— Set task —
Determine the number of lines that have the string "icon" in them, and give only that number.
-- start --
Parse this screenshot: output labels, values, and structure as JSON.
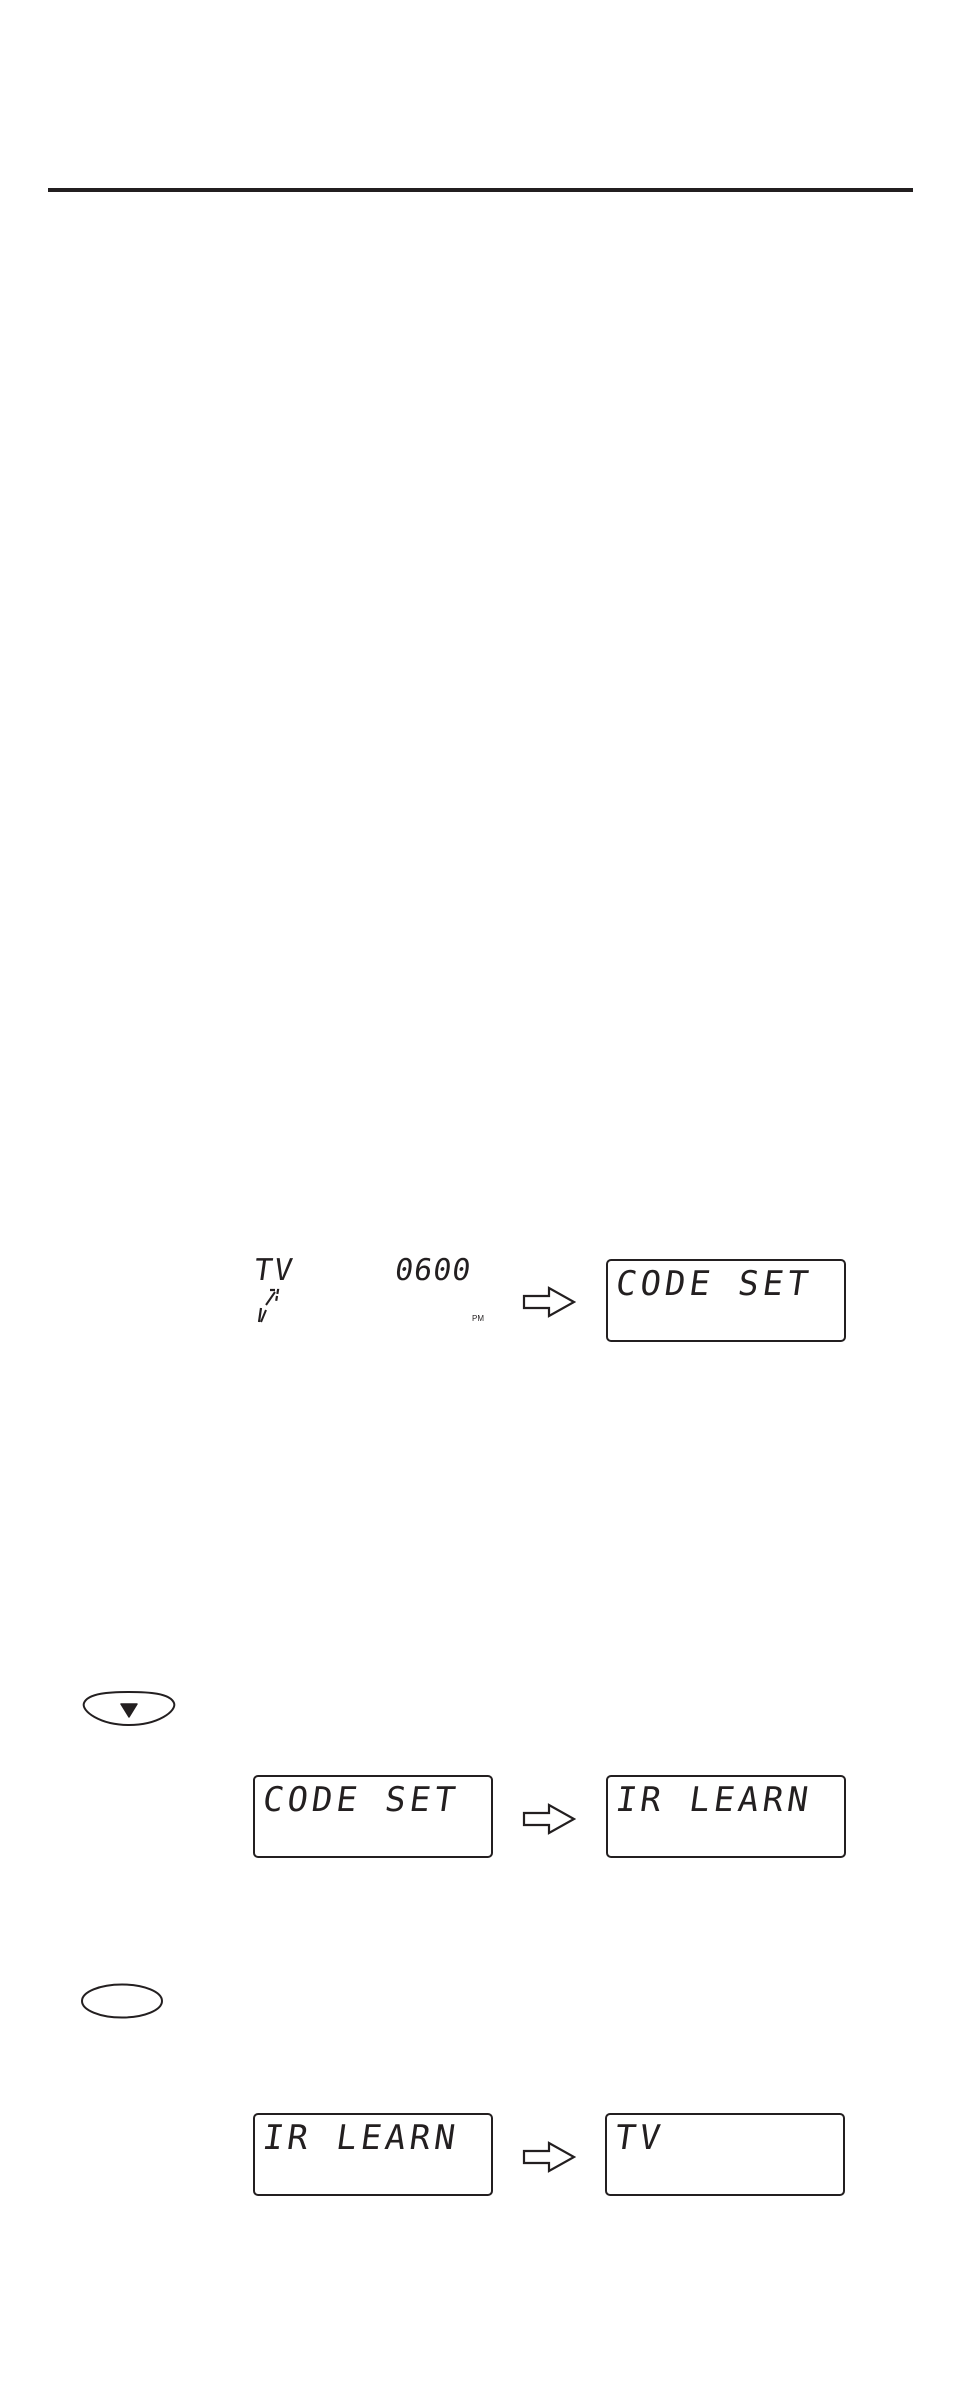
{
  "page": {
    "rule": true
  },
  "step1": {
    "from_display": {
      "mode": "TV",
      "clock": "06:00",
      "clock_digits": "0600",
      "period": "PM",
      "indicator": "signal-arrows"
    },
    "to_display": {
      "text": "CODE SET"
    }
  },
  "step2": {
    "button": {
      "icon": "down-arrow-icon",
      "glyph": "▼"
    },
    "from_display": {
      "text": "CODE SET"
    },
    "to_display": {
      "text": "IR LEARN"
    }
  },
  "step3": {
    "button": {
      "icon": "oval-button-icon"
    },
    "from_display": {
      "text": "IR LEARN"
    },
    "to_display": {
      "text": "TV"
    }
  },
  "colors": {
    "ink": "#231f20",
    "paper": "#ffffff"
  }
}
-- end --
— Answer to this exercise —
2